Leave out the pictures and copy everything else below exactly.

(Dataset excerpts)
☆ ☆ ☆

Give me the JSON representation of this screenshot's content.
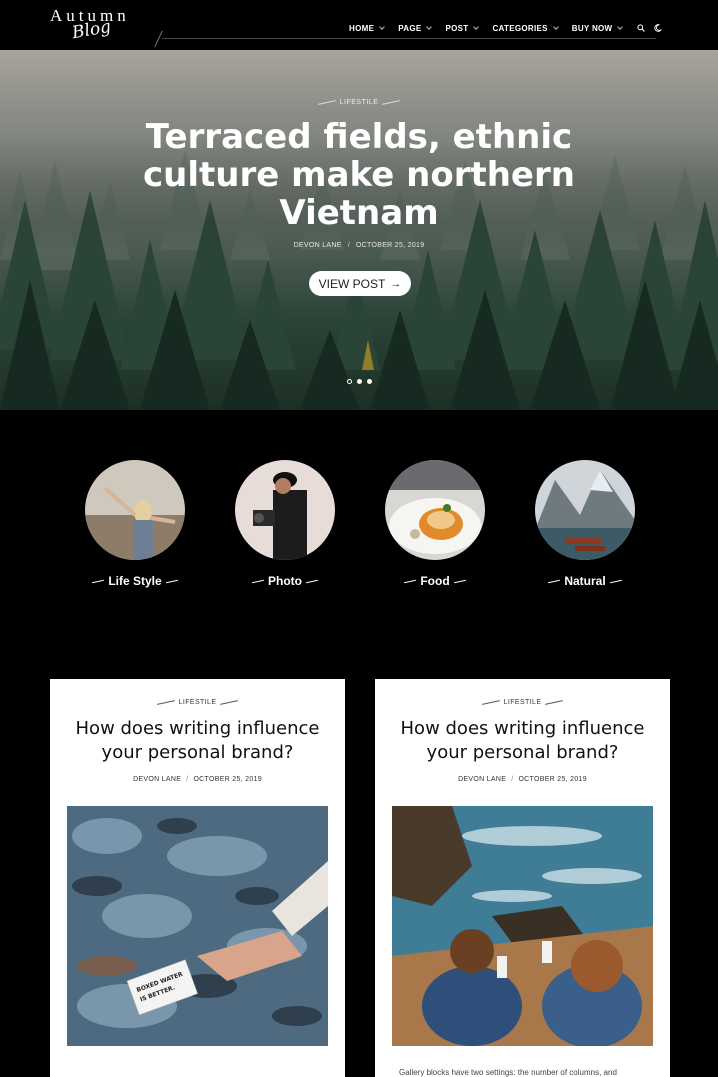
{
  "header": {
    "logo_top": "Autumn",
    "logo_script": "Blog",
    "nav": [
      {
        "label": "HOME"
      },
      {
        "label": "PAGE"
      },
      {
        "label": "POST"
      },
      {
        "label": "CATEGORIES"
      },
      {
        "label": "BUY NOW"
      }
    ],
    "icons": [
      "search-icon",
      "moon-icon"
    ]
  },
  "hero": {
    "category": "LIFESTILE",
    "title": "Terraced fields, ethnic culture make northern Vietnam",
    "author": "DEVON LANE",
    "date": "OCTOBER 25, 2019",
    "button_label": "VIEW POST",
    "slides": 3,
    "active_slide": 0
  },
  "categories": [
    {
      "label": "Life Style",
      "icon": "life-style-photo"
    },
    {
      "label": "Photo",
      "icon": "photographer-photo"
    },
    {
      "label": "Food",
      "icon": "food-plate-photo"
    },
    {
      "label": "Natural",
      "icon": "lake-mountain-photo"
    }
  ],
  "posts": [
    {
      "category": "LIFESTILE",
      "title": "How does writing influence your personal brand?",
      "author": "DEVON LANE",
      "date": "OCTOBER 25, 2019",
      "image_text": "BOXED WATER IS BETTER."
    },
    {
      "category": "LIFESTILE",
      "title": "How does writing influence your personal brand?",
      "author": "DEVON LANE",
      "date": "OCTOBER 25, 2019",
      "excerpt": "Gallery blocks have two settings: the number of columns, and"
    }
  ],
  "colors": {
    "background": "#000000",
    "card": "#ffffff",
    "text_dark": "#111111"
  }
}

☆ ☆ ☆

WORKED SOLUTION
Give me the JSON representation of this screenshot's content.
{
  "header": {
    "logo_top": "Autumn",
    "logo_script": "Blog",
    "nav": [
      {
        "label": "HOME"
      },
      {
        "label": "PAGE"
      },
      {
        "label": "POST"
      },
      {
        "label": "CATEGORIES"
      },
      {
        "label": "BUY NOW"
      }
    ],
    "icons": [
      "search-icon",
      "moon-icon"
    ]
  },
  "hero": {
    "category": "LIFESTILE",
    "title": "Terraced fields, ethnic culture make northern Vietnam",
    "author": "DEVON LANE",
    "date": "OCTOBER 25, 2019",
    "button_label": "VIEW POST",
    "slides": 3,
    "active_slide": 0
  },
  "categories": [
    {
      "label": "Life Style",
      "icon": "life-style-photo"
    },
    {
      "label": "Photo",
      "icon": "photographer-photo"
    },
    {
      "label": "Food",
      "icon": "food-plate-photo"
    },
    {
      "label": "Natural",
      "icon": "lake-mountain-photo"
    }
  ],
  "posts": [
    {
      "category": "LIFESTILE",
      "title": "How does writing influence your personal brand?",
      "author": "DEVON LANE",
      "date": "OCTOBER 25, 2019",
      "image_text": "BOXED WATER IS BETTER."
    },
    {
      "category": "LIFESTILE",
      "title": "How does writing influence your personal brand?",
      "author": "DEVON LANE",
      "date": "OCTOBER 25, 2019",
      "excerpt": "Gallery blocks have two settings: the number of columns, and"
    }
  ],
  "colors": {
    "background": "#000000",
    "card": "#ffffff",
    "text_dark": "#111111"
  }
}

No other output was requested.